[WHAT THE TASK ASKS]
Repeat the material below word for word and leave out all pictures.

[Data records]
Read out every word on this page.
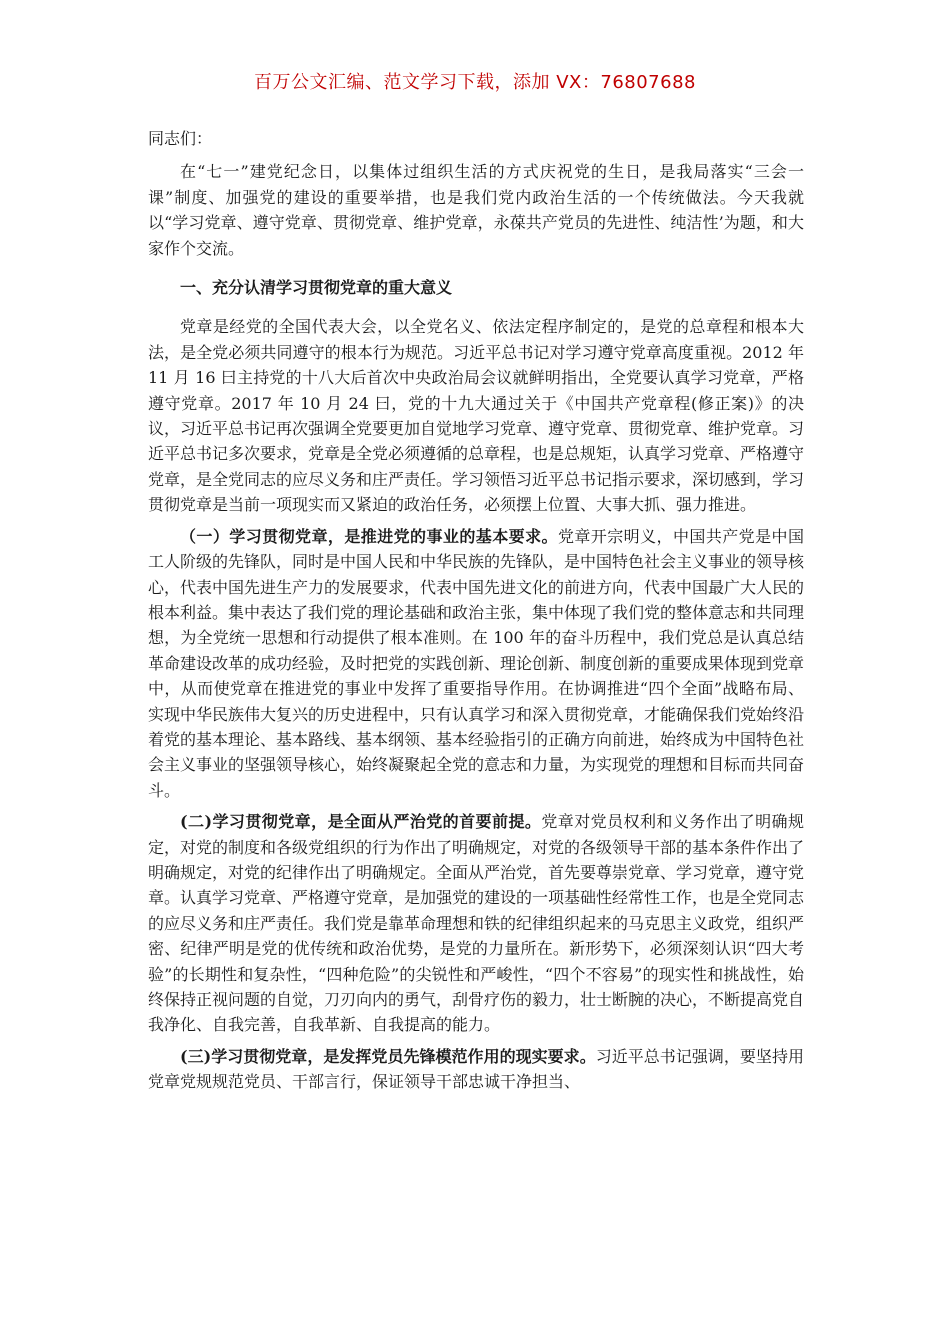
百万公文汇编、范文学习下载，添加 VX：76807688

同志们：

在“七一”建党纪念日，以集体过组织生活的方式庆祝党的生日，是我局落实“三会一课”制度、加强党的建设的重要举措，也是我们党内政治生活的一个传统做法。今天我就以“学习党章、遵守党章、贯彻党章、维护党章，永葆共产党员的先进性、纯洁性’为题，和大家作个交流。

一、充分认清学习贯彻党章的重大意义

党章是经党的全国代表大会，以全党名义、依法定程序制定的，是党的总章程和根本大法，是全党必须共同遵守的根本行为规范。习近平总书记对学习遵守党章高度重视。2012 年 11 月 16 曰主持党的十八大后首次中央政治局会议就鲜明指出，全党要认真学习党章，严格遵守党章。2017 年 10 月 24 曰，党的十九大通过关于《中国共产党章程(修正案)》的决议，习近平总书记再次强调全党要更加自觉地学习党章、遵守党章、贯彻党章、维护党章。习近平总书记多次要求，党章是全党必须遵循的总章程，也是总规矩，认真学习党章、严格遵守党章，是全党同志的应尽义务和庄严责任。学习领悟习近平总书记指示要求，深切感到，学习贯彻党章是当前一项现实而又紧迫的政治任务，必须摆上位置、大事大抓、强力推进。

（一）学习贯彻党章，是推进党的事业的基本要求。党章开宗明义，中国共产党是中国工人阶级的先锋队，同时是中国人民和中华民族的先锋队，是中国特色社会主义事业的领导核心，代表中国先进生产力的发展要求，代表中国先进文化的前进方向，代表中国最广大人民的根本利益。集中表达了我们党的理论基础和政治主张，集中体现了我们党的整体意志和共同理想，为全党统一思想和行动提供了根本准则。在 100 年的奋斗历程中，我们党总是认真总结革命建设改革的成功经验，及时把党的实践创新、理论创新、制度创新的重要成果体现到党章中，从而使党章在推进党的事业中发挥了重要指导作用。在协调推进“四个全面”战略布局、实现中华民族伟大复兴的历史进程中，只有认真学习和深入贯彻党章，才能确保我们党始终沿着党的基本理论、基本路线、基本纲领、基本经验指引的正确方向前进，始终成为中国特色社会主义事业的坚强领导核心，始终凝聚起全党的意志和力量，为实现党的理想和目标而共同奋斗。

(二)学习贯彻党章，是全面从严治党的首要前提。党章对党员权利和义务作出了明确规定，对党的制度和各级党组织的行为作出了明确规定，对党的各级领导干部的基本条件作出了明确规定，对党的纪律作出了明确规定。全面从严治党，首先要尊崇党章、学习党章，遵守党章。认真学习党章、严格遵守党章，是加强党的建设的一项基础性经常性工作，也是全党同志的应尽义务和庄严责任。我们党是靠革命理想和铁的纪律组织起来的马克思主义政党，组织严密、纪律严明是党的优传统和政治优势，是党的力量所在。新形势下，必须深刻认识“四大考验”的长期性和复杂性，“四种危险”的尖锐性和严峻性，“四个不容易”的现实性和挑战性，始终保持正视问题的自觉，刀刃向内的勇气，刮骨疗伤的毅力，壮士断腕的决心，不断提高党自我净化、自我完善，自我革新、自我提高的能力。

(三)学习贯彻党章，是发挥党员先锋模范作用的现实要求。习近平总书记强调，要坚持用党章党规规范党员、干部言行，保证领导干部忠诚干净担当、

[OUTPUT OF THE TASK]
Read out every word on this page.
百万公文汇编、范文学习下载，添加 VX：76807688

同志们：

在“七一”建党纪念日，以集体过组织生活的方式庆祝党的生日，是我局落实“三会一课”制度、加强党的建设的重要举措，也是我们党内政治生活的一个传统做法。今天我就以“学习党章、遵守党章、贯彻党章、维护党章，永葆共产党员的先进性、纯洁性’为题，和大家作个交流。

一、充分认清学习贯彻党章的重大意义

党章是经党的全国代表大会，以全党名义、依法定程序制定的，是党的总章程和根本大法，是全党必须共同遵守的根本行为规范。习近平总书记对学习遵守党章高度重视。2012 年 11 月 16 曰主持党的十八大后首次中央政治局会议就鲜明指出，全党要认真学习党章，严格遵守党章。2017 年 10 月 24 曰，党的十九大通过关于《中国共产党章程(修正案)》的决议，习近平总书记再次强调全党要更加自觉地学习党章、遵守党章、贯彻党章、维护党章。习近平总书记多次要求，党章是全党必须遵循的总章程，也是总规矩，认真学习党章、严格遵守党章，是全党同志的应尽义务和庄严责任。学习领悟习近平总书记指示要求，深切感到，学习贯彻党章是当前一项现实而又紧迫的政治任务，必须摆上位置、大事大抓、强力推进。

（一）学习贯彻党章，是推进党的事业的基本要求。党章开宗明义，中国共产党是中国工人阶级的先锋队，同时是中国人民和中华民族的先锋队，是中国特色社会主义事业的领导核心，代表中国先进生产力的发展要求，代表中国先进文化的前进方向，代表中国最广大人民的根本利益。集中表达了我们党的理论基础和政治主张，集中体现了我们党的整体意志和共同理想，为全党统一思想和行动提供了根本准则。在 100 年的奋斗历程中，我们党总是认真总结革命建设改革的成功经验，及时把党的实践创新、理论创新、制度创新的重要成果体现到党章中，从而使党章在推进党的事业中发挥了重要指导作用。在协调推进“四个全面”战略布局、实现中华民族伟大复兴的历史进程中，只有认真学习和深入贯彻党章，才能确保我们党始终沿着党的基本理论、基本路线、基本纲领、基本经验指引的正确方向前进，始终成为中国特色社会主义事业的坚强领导核心，始终凝聚起全党的意志和力量，为实现党的理想和目标而共同奋斗。

(二)学习贯彻党章，是全面从严治党的首要前提。党章对党员权利和义务作出了明确规定，对党的制度和各级党组织的行为作出了明确规定，对党的各级领导干部的基本条件作出了明确规定，对党的纪律作出了明确规定。全面从严治党，首先要尊崇党章、学习党章，遵守党章。认真学习党章、严格遵守党章，是加强党的建设的一项基础性经常性工作，也是全党同志的应尽义务和庄严责任。我们党是靠革命理想和铁的纪律组织起来的马克思主义政党，组织严密、纪律严明是党的优传统和政治优势，是党的力量所在。新形势下，必须深刻认识“四大考验”的长期性和复杂性，“四种危险”的尖锐性和严峻性，“四个不容易”的现实性和挑战性，始终保持正视问题的自觉，刀刃向内的勇气，刮骨疗伤的毅力，壮士断腕的决心，不断提高党自我净化、自我完善，自我革新、自我提高的能力。

(三)学习贯彻党章，是发挥党员先锋模范作用的现实要求。习近平总书记强调，要坚持用党章党规规范党员、干部言行，保证领导干部忠诚干净担当、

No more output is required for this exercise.